Aim of the exercise:
Scan the records below. List lines holding "ffffff".

Source records:

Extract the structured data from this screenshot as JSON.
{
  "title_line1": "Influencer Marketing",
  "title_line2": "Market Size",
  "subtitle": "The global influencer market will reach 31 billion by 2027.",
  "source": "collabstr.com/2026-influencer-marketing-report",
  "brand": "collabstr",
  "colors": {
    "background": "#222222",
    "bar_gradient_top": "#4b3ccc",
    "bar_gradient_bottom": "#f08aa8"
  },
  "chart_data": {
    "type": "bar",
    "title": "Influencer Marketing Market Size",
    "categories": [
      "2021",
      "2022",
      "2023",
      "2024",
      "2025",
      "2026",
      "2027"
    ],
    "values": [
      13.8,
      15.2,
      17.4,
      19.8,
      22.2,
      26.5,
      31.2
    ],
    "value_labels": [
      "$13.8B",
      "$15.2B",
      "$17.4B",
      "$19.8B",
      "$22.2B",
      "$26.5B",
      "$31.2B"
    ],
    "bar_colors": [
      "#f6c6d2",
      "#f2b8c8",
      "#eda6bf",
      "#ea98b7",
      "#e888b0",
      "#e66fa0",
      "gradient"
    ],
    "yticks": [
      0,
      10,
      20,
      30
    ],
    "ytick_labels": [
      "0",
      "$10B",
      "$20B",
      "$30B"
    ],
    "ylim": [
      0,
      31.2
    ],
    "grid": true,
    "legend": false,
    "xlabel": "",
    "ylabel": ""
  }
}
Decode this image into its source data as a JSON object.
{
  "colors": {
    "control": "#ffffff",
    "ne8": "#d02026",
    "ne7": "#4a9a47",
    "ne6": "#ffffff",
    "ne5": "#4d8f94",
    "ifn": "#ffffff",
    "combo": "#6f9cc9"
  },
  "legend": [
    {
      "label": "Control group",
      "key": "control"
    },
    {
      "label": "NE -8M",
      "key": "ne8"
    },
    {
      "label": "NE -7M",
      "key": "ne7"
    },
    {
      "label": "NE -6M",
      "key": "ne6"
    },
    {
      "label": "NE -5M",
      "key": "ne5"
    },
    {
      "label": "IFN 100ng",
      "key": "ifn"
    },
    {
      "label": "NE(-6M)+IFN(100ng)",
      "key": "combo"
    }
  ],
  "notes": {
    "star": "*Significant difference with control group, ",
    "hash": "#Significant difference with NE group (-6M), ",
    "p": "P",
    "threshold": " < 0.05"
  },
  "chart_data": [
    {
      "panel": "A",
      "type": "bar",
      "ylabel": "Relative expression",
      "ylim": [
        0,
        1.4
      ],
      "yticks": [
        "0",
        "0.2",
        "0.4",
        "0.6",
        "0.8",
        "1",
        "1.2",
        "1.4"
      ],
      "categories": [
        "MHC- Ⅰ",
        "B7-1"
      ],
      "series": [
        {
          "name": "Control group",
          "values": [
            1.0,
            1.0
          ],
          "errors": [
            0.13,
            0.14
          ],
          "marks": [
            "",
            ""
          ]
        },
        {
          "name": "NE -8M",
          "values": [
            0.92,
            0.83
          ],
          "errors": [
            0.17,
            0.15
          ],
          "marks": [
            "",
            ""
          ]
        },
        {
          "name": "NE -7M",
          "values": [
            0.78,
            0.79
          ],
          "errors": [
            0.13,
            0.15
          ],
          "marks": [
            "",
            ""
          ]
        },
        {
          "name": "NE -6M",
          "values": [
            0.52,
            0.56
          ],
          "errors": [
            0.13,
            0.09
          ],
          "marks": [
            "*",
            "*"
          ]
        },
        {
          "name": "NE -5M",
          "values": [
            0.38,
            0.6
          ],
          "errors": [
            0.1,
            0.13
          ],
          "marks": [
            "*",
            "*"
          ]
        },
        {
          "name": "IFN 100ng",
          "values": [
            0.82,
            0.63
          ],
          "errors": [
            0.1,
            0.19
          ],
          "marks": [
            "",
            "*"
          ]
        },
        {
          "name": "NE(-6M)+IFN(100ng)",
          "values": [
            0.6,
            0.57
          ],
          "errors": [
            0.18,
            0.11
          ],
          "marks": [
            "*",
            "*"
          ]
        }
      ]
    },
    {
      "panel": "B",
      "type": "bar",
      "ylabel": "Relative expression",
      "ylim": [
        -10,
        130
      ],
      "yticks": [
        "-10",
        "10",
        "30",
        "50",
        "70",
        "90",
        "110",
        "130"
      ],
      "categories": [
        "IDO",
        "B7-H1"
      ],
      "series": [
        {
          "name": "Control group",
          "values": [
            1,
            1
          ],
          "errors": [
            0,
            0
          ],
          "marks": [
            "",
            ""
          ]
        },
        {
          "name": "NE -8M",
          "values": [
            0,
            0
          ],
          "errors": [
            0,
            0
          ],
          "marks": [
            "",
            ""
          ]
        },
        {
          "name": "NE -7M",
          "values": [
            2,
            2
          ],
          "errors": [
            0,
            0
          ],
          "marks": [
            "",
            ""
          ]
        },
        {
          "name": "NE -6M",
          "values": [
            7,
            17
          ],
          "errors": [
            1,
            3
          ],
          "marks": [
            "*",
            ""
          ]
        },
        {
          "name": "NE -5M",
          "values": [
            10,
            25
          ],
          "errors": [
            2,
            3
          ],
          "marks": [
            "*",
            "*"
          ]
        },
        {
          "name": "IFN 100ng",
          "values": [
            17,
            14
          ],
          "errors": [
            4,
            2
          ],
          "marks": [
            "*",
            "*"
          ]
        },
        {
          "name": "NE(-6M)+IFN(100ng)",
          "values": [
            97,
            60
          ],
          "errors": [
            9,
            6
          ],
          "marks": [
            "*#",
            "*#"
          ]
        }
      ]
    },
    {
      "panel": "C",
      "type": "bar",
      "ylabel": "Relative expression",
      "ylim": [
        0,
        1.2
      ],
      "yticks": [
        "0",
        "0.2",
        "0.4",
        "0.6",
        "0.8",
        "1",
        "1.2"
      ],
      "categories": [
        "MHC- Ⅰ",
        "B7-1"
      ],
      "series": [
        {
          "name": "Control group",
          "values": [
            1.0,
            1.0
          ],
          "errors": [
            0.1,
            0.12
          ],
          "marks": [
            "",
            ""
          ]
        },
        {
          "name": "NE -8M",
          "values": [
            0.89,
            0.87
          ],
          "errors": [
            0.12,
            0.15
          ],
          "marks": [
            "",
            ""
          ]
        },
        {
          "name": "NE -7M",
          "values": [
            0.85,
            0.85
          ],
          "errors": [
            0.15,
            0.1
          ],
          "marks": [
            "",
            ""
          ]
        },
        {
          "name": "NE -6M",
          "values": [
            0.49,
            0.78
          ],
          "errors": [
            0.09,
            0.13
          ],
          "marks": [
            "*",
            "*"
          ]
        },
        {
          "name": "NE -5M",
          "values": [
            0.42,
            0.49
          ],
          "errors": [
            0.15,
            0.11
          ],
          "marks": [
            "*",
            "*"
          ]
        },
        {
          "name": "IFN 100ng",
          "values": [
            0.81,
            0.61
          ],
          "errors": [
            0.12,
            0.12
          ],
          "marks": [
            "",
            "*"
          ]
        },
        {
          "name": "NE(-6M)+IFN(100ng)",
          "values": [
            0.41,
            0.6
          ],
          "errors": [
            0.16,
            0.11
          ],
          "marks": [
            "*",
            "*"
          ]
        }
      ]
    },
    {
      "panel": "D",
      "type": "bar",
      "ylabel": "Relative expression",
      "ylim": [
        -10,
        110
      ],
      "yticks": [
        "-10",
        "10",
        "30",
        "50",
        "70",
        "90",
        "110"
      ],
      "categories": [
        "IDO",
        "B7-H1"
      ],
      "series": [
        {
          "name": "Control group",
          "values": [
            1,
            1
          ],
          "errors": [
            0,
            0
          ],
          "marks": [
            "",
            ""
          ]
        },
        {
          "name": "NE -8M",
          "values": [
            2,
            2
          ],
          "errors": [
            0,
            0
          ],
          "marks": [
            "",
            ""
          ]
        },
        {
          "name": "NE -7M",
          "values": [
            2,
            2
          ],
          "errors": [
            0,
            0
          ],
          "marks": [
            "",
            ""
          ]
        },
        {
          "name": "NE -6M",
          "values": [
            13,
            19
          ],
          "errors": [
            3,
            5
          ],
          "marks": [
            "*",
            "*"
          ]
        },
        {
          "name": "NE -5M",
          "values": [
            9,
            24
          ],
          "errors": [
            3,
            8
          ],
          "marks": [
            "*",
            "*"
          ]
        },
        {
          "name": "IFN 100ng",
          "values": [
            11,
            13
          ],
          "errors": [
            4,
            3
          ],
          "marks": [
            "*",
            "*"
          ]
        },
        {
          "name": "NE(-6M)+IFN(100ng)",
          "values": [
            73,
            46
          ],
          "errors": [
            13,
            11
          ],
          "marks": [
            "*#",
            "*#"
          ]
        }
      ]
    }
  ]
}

Complete answer:
    "control": "#ffffff",
    "ne6": "#ffffff",
    "ifn": "#ffffff",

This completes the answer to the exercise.